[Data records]
★ ★ ★

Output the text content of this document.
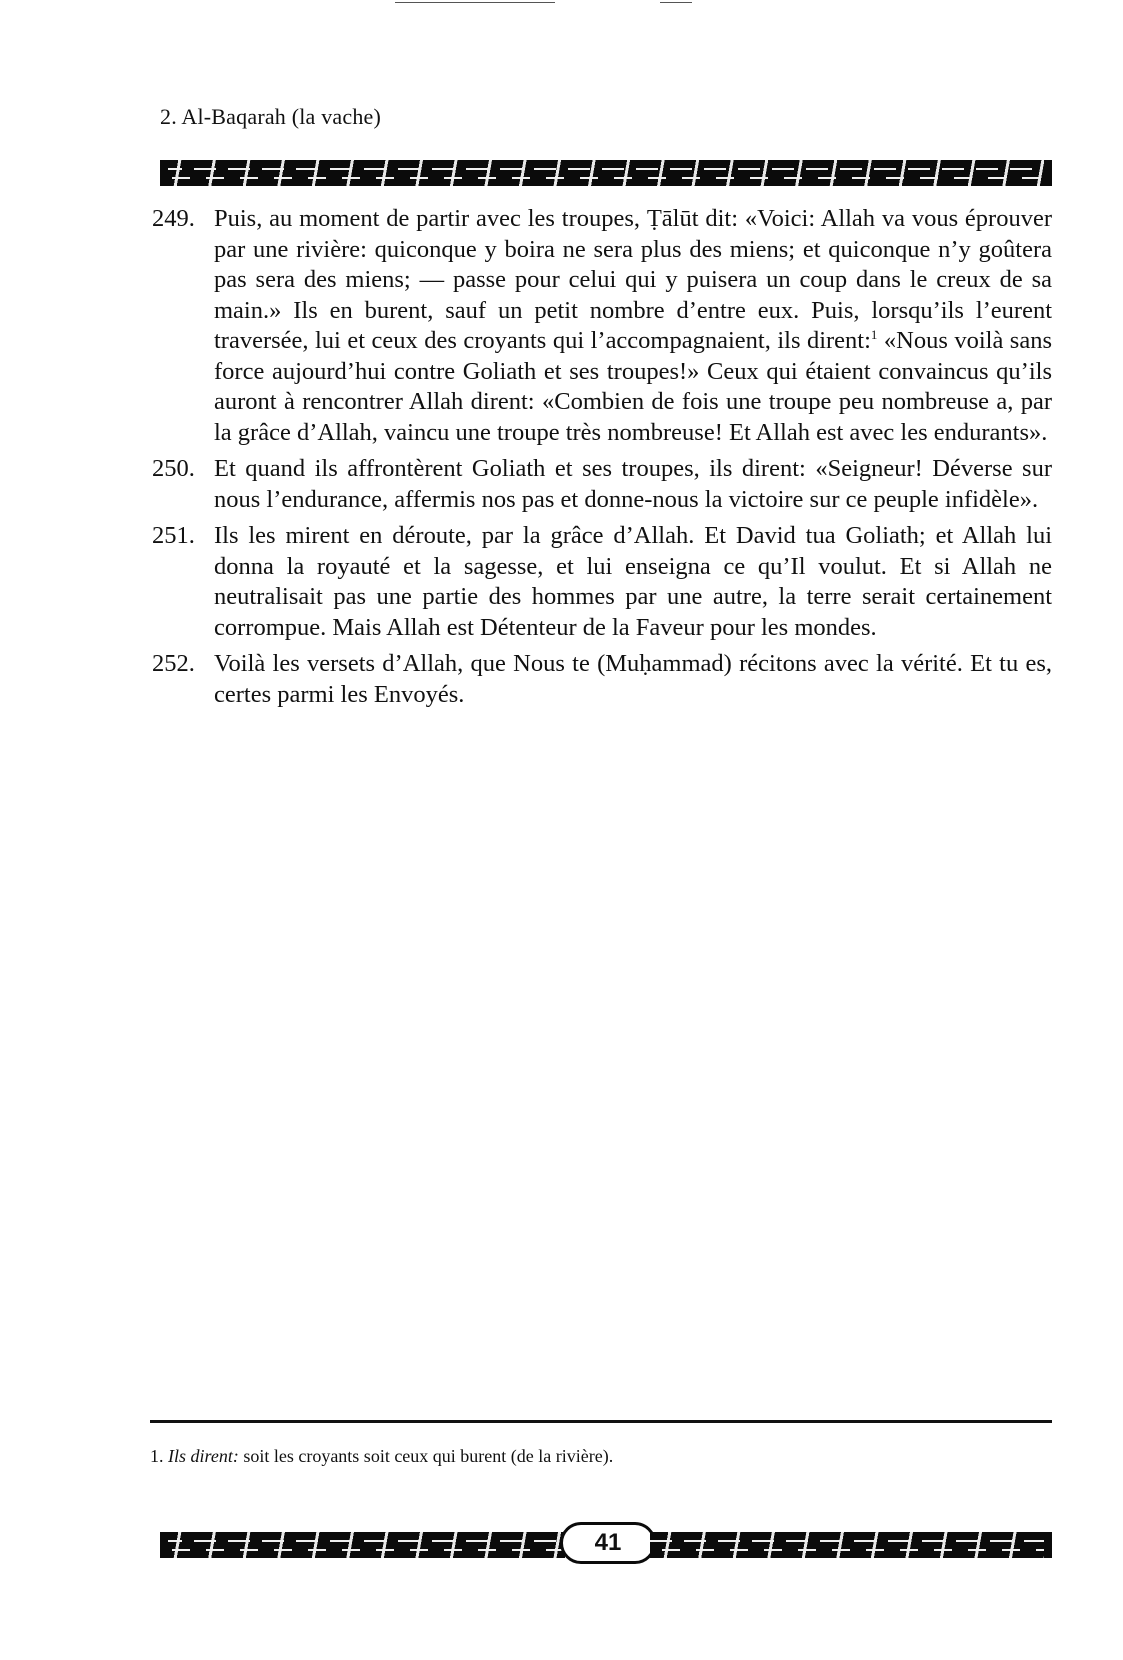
2. Al-Baqarah (la vache)
249. Puis, au moment de partir avec les troupes, Ṭālūt dit: «Voici: Allah va vous éprouver par une rivière: quiconque y boira ne sera plus des miens; et quiconque n’y goûtera pas sera des miens; — passe pour celui qui y puisera un coup dans le creux de sa main.» Ils en burent, sauf un petit nombre d’entre eux. Puis, lorsqu’ils l’eurent traversée, lui et ceux des croyants qui l’accompagnaient, ils dirent:$^1$ «Nous voilà sans force aujourd’hui contre Goliath et ses troupes!» Ceux qui étaient convaincus qu’ils auront à rencontrer Allah dirent: «Combien de fois une troupe peu nombreuse a, par la grâce d’Allah, vaincu une troupe très nombreuse! Et Allah est avec les endurants».
250. Et quand ils affrontèrent Goliath et ses troupes, ils dirent: «Seigneur! Déverse sur nous l’endurance, affermis nos pas et donne-nous la victoire sur ce peuple infidèle».
251. Ils les mirent en déroute, par la grâce d’Allah. Et David tua Goliath; et Allah lui donna la royauté et la sagesse, et lui enseigna ce qu’Il voulut. Et si Allah ne neutralisait pas une partie des hommes par une autre, la terre serait certainement corrompue. Mais Allah est Détenteur de la Faveur pour les mondes.
252. Voilà les versets d’Allah, que Nous te (Muḥammad) récitons avec la vérité. Et tu es, certes parmi les Envoyés.
1. Ils dirent: soit les croyants soit ceux qui burent (de la rivière).
41
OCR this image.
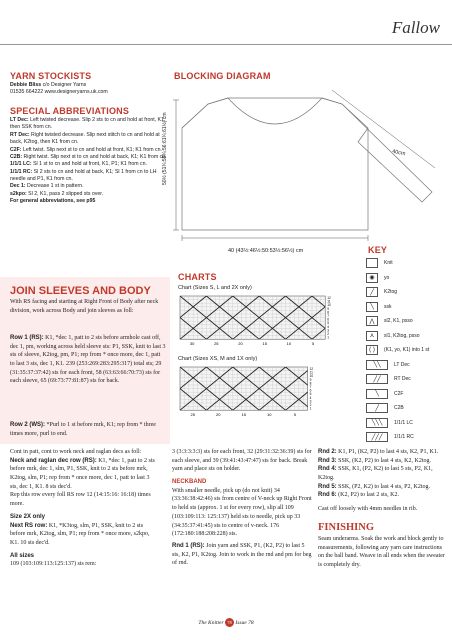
Fallow
YARN STOCKISTS
Debbie Bliss c/o Designer Yarns
01535 664222 www.designeryarns.uk.com
SPECIAL ABBREVIATIONS
LT Dec: Left twisted decrease. Slip 2 sts to cn and hold at front, K1, then SSK from cn.
RT Dec: Right twisted decrease. Slip next stitch to cn and hold at back, K2tog, then K1 from cn.
C2F: Left twist. Slip next st to cn and hold at front, K1; K1 from cn.
C2B: Right twist. Slip next st to cn and hold at back, K1; K1 from cn.
1/1/1 LC: Sl 1 st to cn and hold at front, K1, P1; K1 from cn.
1/1/1 RC: Sl 2 sts to cn and hold at back, K1; Sl 1 from cn to LH needle and P1, K1 from cn.
Dec 1: Decrease 1 st in pattern.
s2kpo: Sl 2, K1, pass 2 slipped sts over.
For general abbreviations, see p95
BLOCKING DIAGRAM
50½ (51¼:55¼:56:61¼:61½) cm	40cm
40 (43½:46½:50:53½:56½) cm	KEY
Knit
◉	yo
╱	K2tog
╲	ssk
⋀	sl2, K1, psso
⋏	sl1, K2tog, psso
( )	(K1, yo, K1) into 1 st
╲╲	LT Dec
╱╱	RT Dec
╲	C2F
╱	C2B
╲╲╲	1/1/1 LC
╱╱╱	1/1/1 RC
CHARTS
Chart (Sizes S, L and 2X only)
30	25	20	15	10	5
12
11
10
9
8
7
6
5
4
3
2
1
Chart (Sizes XS, M and 1X only)
25	20	15	10	5
12
11
10
9
8
7
6
5
4
3
2
1
JOIN SLEEVES AND BODY
With RS facing and starting at Right Front of Body after neck division, work across Body and join sleeves as foll:
Row 1 (RS): K1, *dec 1, patt to 2 sts before armhole cast off, dec 1, pm, working across held sleeve sts: P1, SSK, knit to last 3 sts of sleeve, K2tog, pm, P1; rep from * once more, dec 1, patt to last 3 sts, dec 1, K1. 239 (253:269:283:295:317) total sts; 29 (31:35:37:37:42) sts for each front, 58 (63:63:66:70:73) sts for each sleeve, 65 (69:73:77:81:87) sts for back.
Row 2 (WS): *Purl to 1 st before mrk, K1; rep from * three times more, purl to end.
Cont in patt, cont to work neck and raglan decs as foll:
Neck and raglan dec row (RS): K1, *dec 1, patt to 2 sts before mrk, dec 1, slm, P1, SSK, knit to 2 sts before mrk, K2tog, slm, P1; rep from * once more, dec 1, patt to last 3 sts, dec 1, K1. 8 sts dec'd.
Rep this row every foll RS row 12 (14:15:16: 16:18) times more.
Size 2X only
Next RS row: K1, *K3tog, slm, P1, SSK, knit to 2 sts before mrk, K2tog, slm, P1; rep from * once more, s2kpo, K1. 10 sts dec'd.
All sizes
109 (103:109:113:125:137) sts rem:
3 (3:3:3:3:3) sts for each front, 32 (29:31:32:36:39) sts for each sleeve, and 39 (39:41:43:47:47) sts for back. Break yarn and place sts on holder.
NECKBAND
With smaller needle, pick up (do not knit) 34 (33:36:38:42:46) sts from centre of V-neck up Right Front to held sts (approx. 1 st for every row), slip all 109 (103:109:113: 125:137) held sts to needle, pick up 33 (34:35:37:41:45) sts to centre of v-neck. 176 (172:180:188:208:228) sts.
Rnd 1 (RS): Join yarn and SSK, P1, (K2, P2) to last 5 sts, K2, P1, K2tog. Join to work in the rnd and pm for beg of rnd.
Rnd 2: K1, P1, (K2, P2) to last 4 sts, K2, P1, K1.
Rnd 3: SSK, (K2, P2) to last 4 sts, K2, K2tog.
Rnd 4: SSK, K1, (P2, K2) to last 5 sts, P2, K1, K2tog.
Rnd 5: SSK, (P2, K2) to last 4 sts, P2, K2tog.
Rnd 6: (K2, P2) to last 2 sts, K2.
Cast off loosely with 4mm needles in rib.
FINISHING
Seam underarms. Soak the work and block gently to measurements, following any yarn care instructions on the ball band. Weave in all ends when the sweater is completely dry.
The Knitter 78 Issue 78
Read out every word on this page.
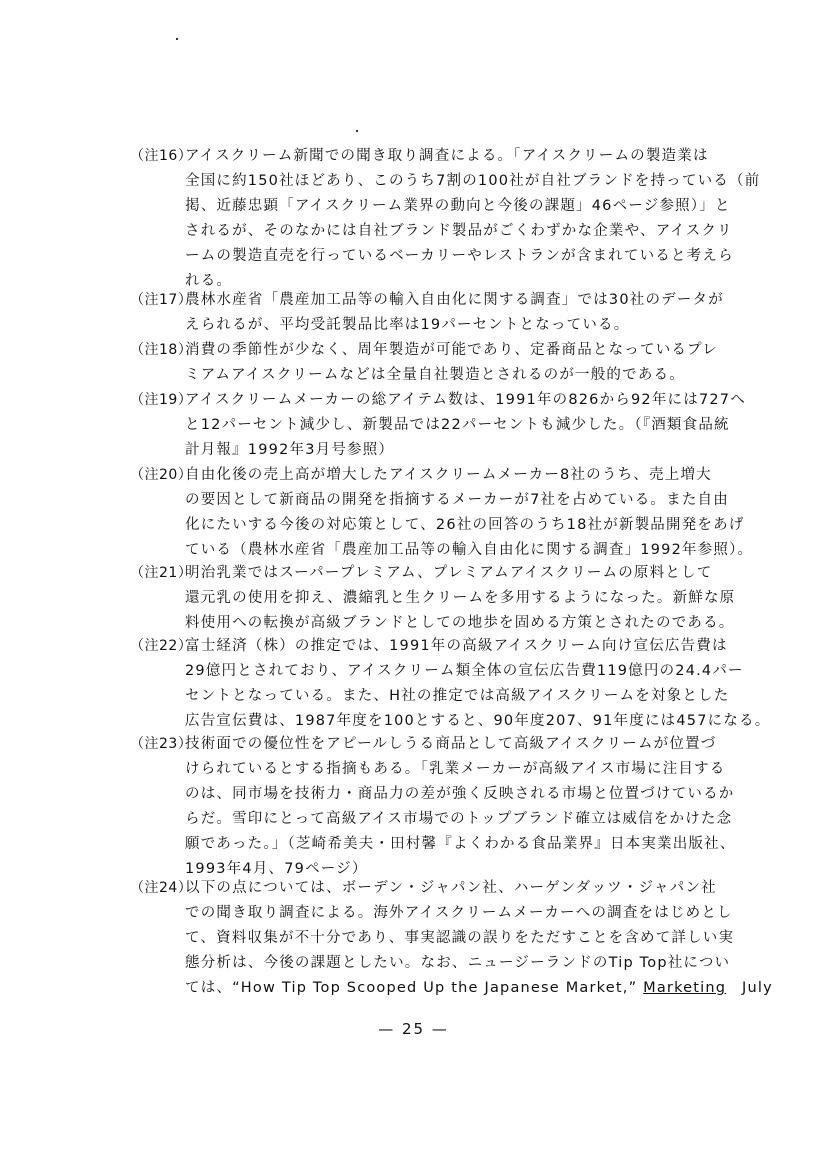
（注16）
アイスクリーム新聞での聞き取り調査による。「アイスクリームの製造業は
全国に約150社ほどあり、このうち7割の100社が自社ブランドを持っている（前
掲、近藤忠顕「アイスクリーム業界の動向と今後の課題」46ページ参照）」と
されるが、そのなかには自社ブランド製品がごくわずかな企業や、アイスクリ
ームの製造直売を行っているベーカリーやレストランが含まれていると考えら
れる。
（注17）
農林水産省「農産加工品等の輸入自由化に関する調査」では30社のデータが
えられるが、平均受託製品比率は19パーセントとなっている。
（注18）
消費の季節性が少なく、周年製造が可能であり、定番商品となっているプレ
ミアムアイスクリームなどは全量自社製造とされるのが一般的である。
（注19）
アイスクリームメーカーの総アイテム数は、1991年の826から92年には727へ
と12パーセント減少し、新製品では22パーセントも減少した。（『酒類食品統
計月報』1992年3月号参照）
（注20）
自由化後の売上高が増大したアイスクリームメーカー8社のうち、売上増大
の要因として新商品の開発を指摘するメーカーが7社を占めている。また自由
化にたいする今後の対応策として、26社の回答のうち18社が新製品開発をあげ
ている（農林水産省「農産加工品等の輸入自由化に関する調査」1992年参照）。
（注21）
明治乳業ではスーパープレミアム、プレミアムアイスクリームの原料として
還元乳の使用を抑え、濃縮乳と生クリームを多用するようになった。新鮮な原
料使用への転換が高級ブランドとしての地歩を固める方策とされたのである。
（注22）
富士経済（株）の推定では、1991年の高級アイスクリーム向け宣伝広告費は
29億円とされており、アイスクリーム類全体の宣伝広告費119億円の24.4パー
セントとなっている。また、H社の推定では高級アイスクリームを対象とした
広告宣伝費は、1987年度を100とすると、90年度207、91年度には457になる。
（注23）
技術面での優位性をアピールしうる商品として高級アイスクリームが位置づ
けられているとする指摘もある。「乳業メーカーが高級アイス市場に注目する
のは、同市場を技術力・商品力の差が強く反映される市場と位置づけているか
らだ。雪印にとって高級アイス市場でのトップブランド確立は威信をかけた念
願であった。」（芝崎希美夫・田村馨『よくわかる食品業界』日本実業出版社、
1993年4月、79ページ）
（注24）
以下の点については、ボーデン・ジャパン社、ハーゲンダッツ・ジャパン社
での聞き取り調査による。海外アイスクリームメーカーへの調査をはじめとし
て、資料収集が不十分であり、事実認識の誤りをただすことを含めて詳しい実
態分析は、今後の課題としたい。なお、ニュージーランドのTip Top社につい
ては、“How Tip Top Scooped Up the Japanese Market,” Marketing July
— 25 —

★ ★ ★

— What the task asks —
All lines above containing the string "held" are to be collected.

— Correct response —
Row 1 (RS): K1, *dec 1, patt to 2 sts before armhole cast off, dec 1, pm, working across held sleeve sts: P1, SSK, knit to last 3 sts of sleeve, K2tog, pm, P1; rep from * once more, dec 1, patt to last 3 sts, dec 1, K1. 239 (253:269:283:295:317) total sts; 29 (31:35:37:37:42) sts for each front, 58 (63:63:66:70:73) sts for each sleeve, 65 (69:73:77:81:87) sts for back.
With smaller needle, pick up (do not knit) 34 (33:36:38:42:46) sts from centre of V-neck up Right Front to held sts (approx. 1 st for every row), slip all 109 (103:109:113: 125:137) held sts to needle, pick up 33 (34:35:37:41:45) sts to centre of v-neck. 176 (172:180:188:208:228) sts.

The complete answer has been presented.